Stored data
◆ ◆ ◆

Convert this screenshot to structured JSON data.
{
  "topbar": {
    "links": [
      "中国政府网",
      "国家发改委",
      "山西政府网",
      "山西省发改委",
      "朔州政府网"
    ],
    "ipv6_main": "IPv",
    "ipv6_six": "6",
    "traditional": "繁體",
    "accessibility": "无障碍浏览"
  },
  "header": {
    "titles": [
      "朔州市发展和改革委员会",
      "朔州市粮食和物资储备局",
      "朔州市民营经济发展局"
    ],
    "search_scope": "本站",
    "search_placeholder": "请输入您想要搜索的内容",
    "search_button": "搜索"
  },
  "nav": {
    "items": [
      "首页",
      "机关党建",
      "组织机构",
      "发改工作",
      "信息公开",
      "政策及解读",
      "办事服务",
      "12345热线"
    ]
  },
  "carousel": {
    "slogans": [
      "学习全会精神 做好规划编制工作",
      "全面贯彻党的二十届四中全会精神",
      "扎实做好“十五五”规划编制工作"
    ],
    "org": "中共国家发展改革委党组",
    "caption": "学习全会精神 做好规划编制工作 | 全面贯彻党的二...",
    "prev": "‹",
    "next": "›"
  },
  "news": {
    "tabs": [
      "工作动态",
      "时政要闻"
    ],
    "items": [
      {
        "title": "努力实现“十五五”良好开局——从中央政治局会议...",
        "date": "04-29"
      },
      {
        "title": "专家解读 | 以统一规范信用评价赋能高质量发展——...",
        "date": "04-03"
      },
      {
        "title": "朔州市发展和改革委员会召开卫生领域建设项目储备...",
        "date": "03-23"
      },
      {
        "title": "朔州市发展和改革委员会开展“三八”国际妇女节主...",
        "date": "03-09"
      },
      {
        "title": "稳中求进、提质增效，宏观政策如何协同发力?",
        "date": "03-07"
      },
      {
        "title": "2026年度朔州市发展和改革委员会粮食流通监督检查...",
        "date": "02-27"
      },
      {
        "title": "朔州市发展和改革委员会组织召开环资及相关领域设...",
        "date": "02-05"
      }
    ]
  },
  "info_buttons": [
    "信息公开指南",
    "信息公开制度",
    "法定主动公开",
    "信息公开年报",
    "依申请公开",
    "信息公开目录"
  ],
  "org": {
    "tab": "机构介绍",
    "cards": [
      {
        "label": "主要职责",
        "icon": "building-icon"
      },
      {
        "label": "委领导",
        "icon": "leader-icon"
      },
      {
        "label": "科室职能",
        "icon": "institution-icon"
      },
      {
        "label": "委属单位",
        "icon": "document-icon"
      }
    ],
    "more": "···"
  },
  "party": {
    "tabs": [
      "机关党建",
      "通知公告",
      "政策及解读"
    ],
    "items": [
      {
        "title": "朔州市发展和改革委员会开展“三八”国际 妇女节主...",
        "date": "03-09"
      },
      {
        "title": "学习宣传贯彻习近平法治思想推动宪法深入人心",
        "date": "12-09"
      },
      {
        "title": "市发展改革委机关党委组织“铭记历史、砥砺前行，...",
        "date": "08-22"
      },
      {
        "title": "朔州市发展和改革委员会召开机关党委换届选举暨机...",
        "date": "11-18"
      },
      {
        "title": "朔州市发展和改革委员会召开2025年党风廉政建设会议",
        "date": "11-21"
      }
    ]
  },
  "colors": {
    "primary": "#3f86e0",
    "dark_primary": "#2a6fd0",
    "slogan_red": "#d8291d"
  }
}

◆ ◆ ◆

▶ [YOUR OBJECTIVE]:
Extract lines where the string "date" occurs.

▶ [REPLY TO THE EXERCISE]:
        "date": "04-29"
        "date": "04-03"
        "date": "03-23"
        "date": "03-09"
        "date": "03-07"
        "date": "02-27"
        "date": "02-05"
        "date": "03-09"
        "date": "12-09"
        "date": "08-22"
        "date": "11-18"
        "date": "11-21"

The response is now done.